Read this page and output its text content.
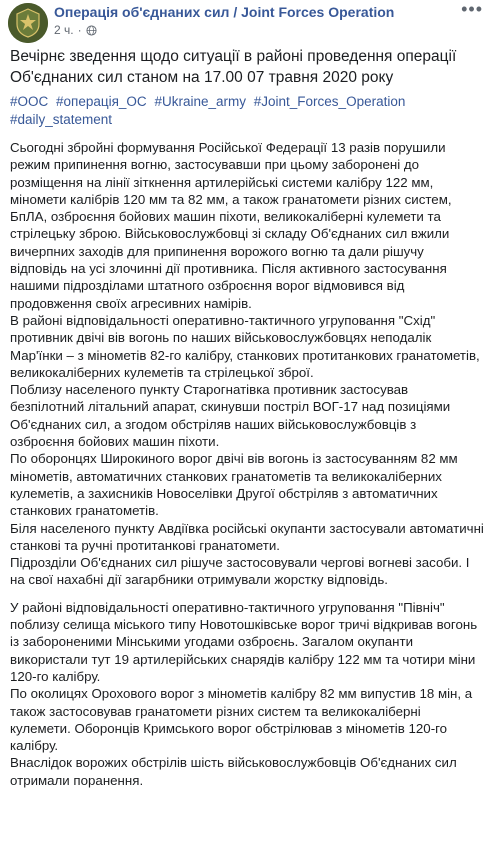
Операція об'єднаних сил / Joint Forces Operation
2 ч. ·
•••
Вечірнє зведення щодо ситуації в районі проведення операції Об'єднаних сил станом на 17.00 07 травня 2020 року
#ООС #операція_ОС #Ukraine_army #Joint_Forces_Operation #daily_statement

Сьогодні збройні формування Російської Федерації 13 разів порушили режим припинення вогню, застосувавши при цьому заборонені до розміщення на лінії зіткнення артилерійські системи калібру 122 мм, міномети калібрів 120 мм та 82 мм, а також гранатомети різних систем, БпЛА, озброєння бойових машин піхоти, великокаліберні кулемети та стрілецьку зброю. Військовослужбовці зі складу Об'єднаних сил вжили вичерпних заходів для припинення ворожого вогню та дали рішучу відповідь на усі злочинні дії противника. Після активного застосування нашими підрозділами штатного озброєння ворог відмовився від продовження своїх агресивних намірів.

В районі відповідальності оперативно-тактичного угруповання "Схід" противник двічі вів вогонь по наших військовослужбовцях неподалік Мар'їнки – з мінометів 82-го калібру, станкових протитанкових гранатометів, великокаліберних кулеметів та стрілецької зброї.

Поблизу населеного пункту Старогнатівка противник застосував безпілотний літальний апарат, скинувши постріл ВОГ-17 над позиціями Об'єднаних сил, а згодом обстріляв наших військовослужбовців з озброєння бойових машин піхоти.

По оборонцях Широкиного ворог двічі вів вогонь із застосуванням 82 мм мінометів, автоматичних станкових гранатометів та великокаліберних кулеметів, а захисників Новоселівки Другої обстріляв з автоматичних станкових гранатометів.

Біля населеного пункту Авдіївка російські окупанти застосували автоматичні станкові та ручні протитанкові гранатомети.

Підрозділи Об'єднаних сил рішуче застосовували чергові вогневі засоби. І на свої нахабні дії загарбники отримували жорстку відповідь.

У районі відповідальності оперативно-тактичного угруповання "Північ" поблизу селища міського типу Новотошківське ворог тричі відкривав вогонь із забороненими Мінськими угодами озброєнь. Загалом окупанти використали тут 19 артилерійських снарядів калібру 122 мм та чотири міни 120-го калібру.

По околицях Орохового ворог з мінометів калібру 82 мм випустив 18 мін, а також застосовував гранатомети різних систем та великокаліберні кулемети. Оборонців Кримського ворог обстрілював з мінометів 120-го калібру.

Внаслідок ворожих обстрілів шість військовослужбовців Об'єднаних сил отримали поранення.
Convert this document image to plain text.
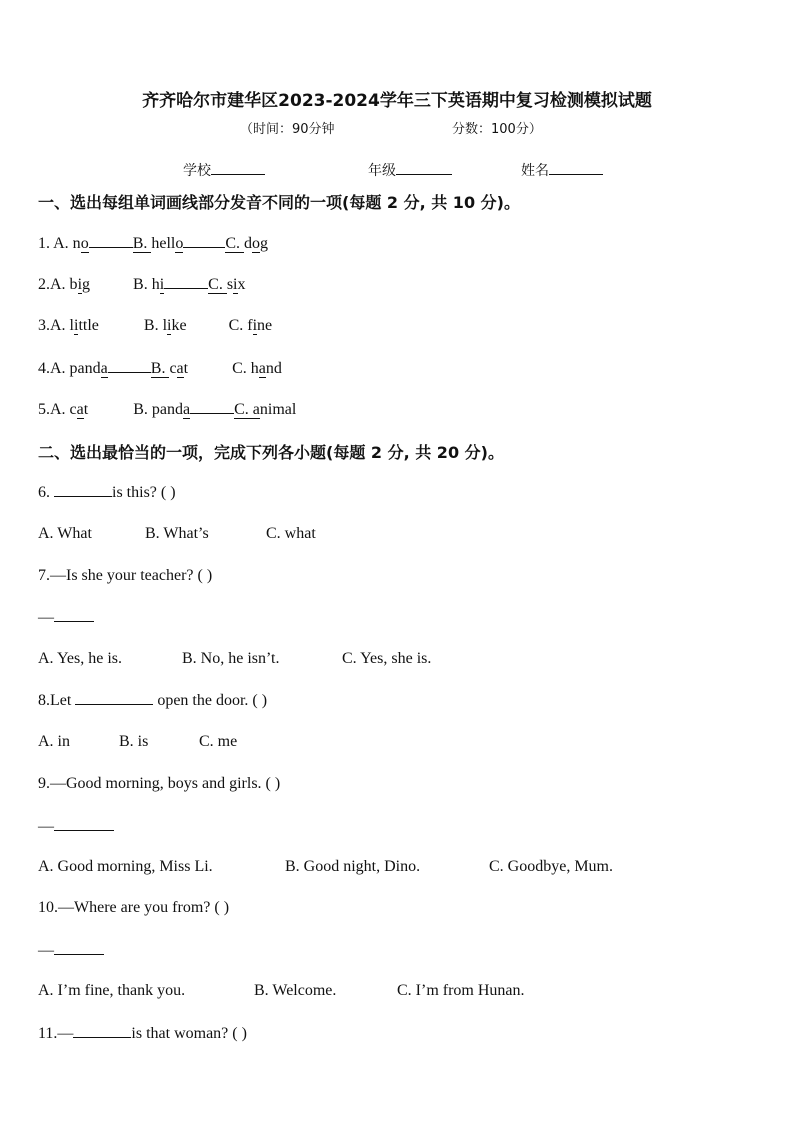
齐齐哈尔市建华区2023-2024学年三下英语期中复习检测模拟试题
（时间：90分钟	分数：100分）
学校	年级	姓名
一、选出每组单词画线部分发音不同的一项(每题 2 分, 共 10 分)。
1. A. no	B. hello	C. dog
2.A. big	B. hi	C. six
3.A. little	B. like	C. fine
4.A. panda	B. cat	C. hand
5.A. cat	B. panda	C. animal
二、选出最恰当的一项，完成下列各小题(每题 2 分, 共 20 分)。
6.	is this? ( )
A. What	B. What’s	C. what
7.—Is she your teacher? ( )
—
A. Yes, he is.	B. No, he isn’t.	C. Yes, she is.
8.Let	open the door. ( )
A. in	B. is	C. me
9.—Good morning, boys and girls. ( )
—
A. Good morning, Miss Li.	B. Good night, Dino.	C. Goodbye, Mum.
10.—Where are you from? ( )
—
A. I’m fine, thank you.	B. Welcome.	C. I’m from Hunan.
11.—	is that woman? ( )
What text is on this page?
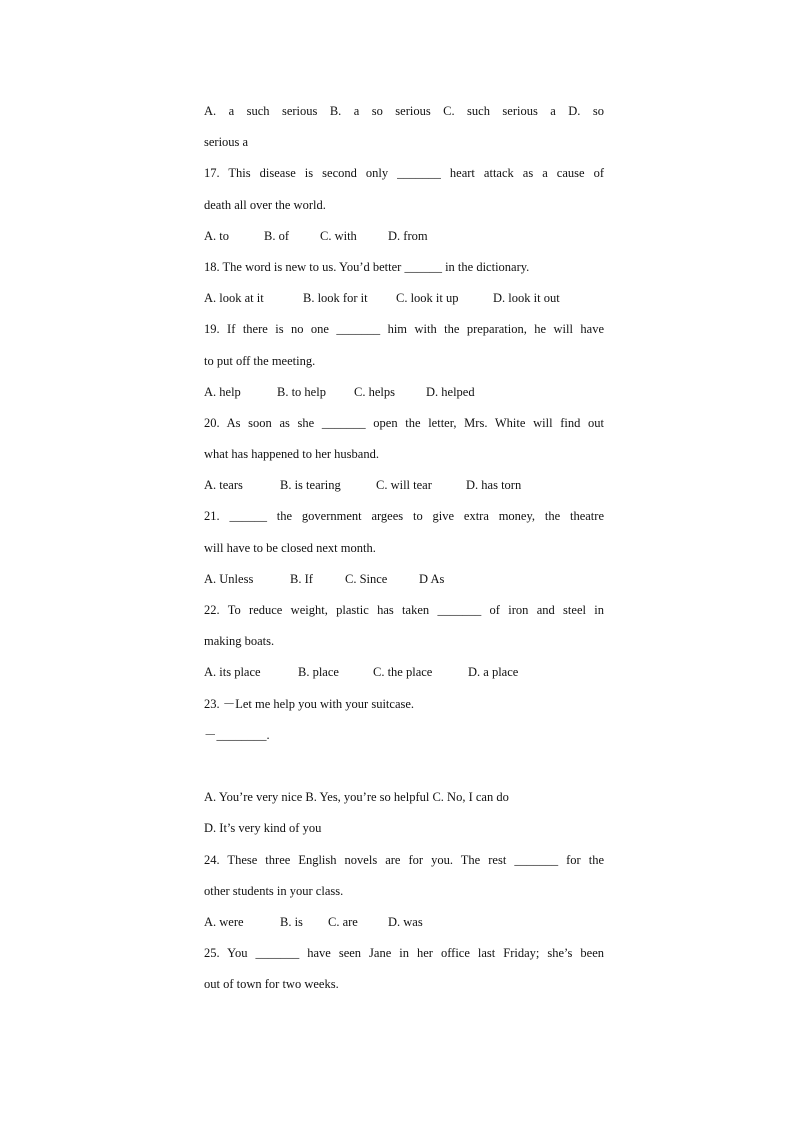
A. a such serious B. a so serious C. such serious a D. so
serious a
17. This disease is second only _______ heart attack as a cause of
death all over the world.
A. to	B. of	C. with	D. from
18. The word is new to us. You’d better ______ in the dictionary.
A. look at it	B. look for it	C. look it up	D. look it out
19. If there is no one _______ him with the preparation, he will have
to put off the meeting.
A. help	B. to help	C. helps	D. helped
20. As soon as she _______ open the letter, Mrs. White will find out
what has happened to her husband.
A. tears	B. is tearing	C. will tear	D. has torn
21. ______ the government argees to give extra money, the theatre
will have to be closed next month.
A. Unless	B. If	C. Since	D As
22. To reduce weight, plastic has taken _______ of iron and steel in
making boats.
A. its place	B. place	C. the place	D. a place
23. －Let me help you with your suitcase.
－________.
A. You’re very nice B. Yes, you’re so helpful C. No, I can do
D. It’s very kind of you
24. These three English novels are for you. The rest _______ for the
other students in your class.
A. were	B. is	C. are	D. was
25. You _______ have seen Jane in her office last Friday; she’s been
out of town for two weeks.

----

## What you will do
Gather up every line from the listing above in which the word "наших" occurs.

## Response for this exercise
В районі відповідальності оперативно-тактичного угруповання "Схід" противник двічі вів вогонь по наших військовослужбовцях неподалік Мар'їнки – з мінометів 82-го калібру, станкових протитанкових гранатометів, великокаліберних кулеметів та стрілецької зброї.
Поблизу населеного пункту Старогнатівка противник застосував безпілотний літальний апарат, скинувши постріл ВОГ-17 над позиціями Об'єднаних сил, а згодом обстріляв наших військовослужбовців з озброєння бойових машин піхоти.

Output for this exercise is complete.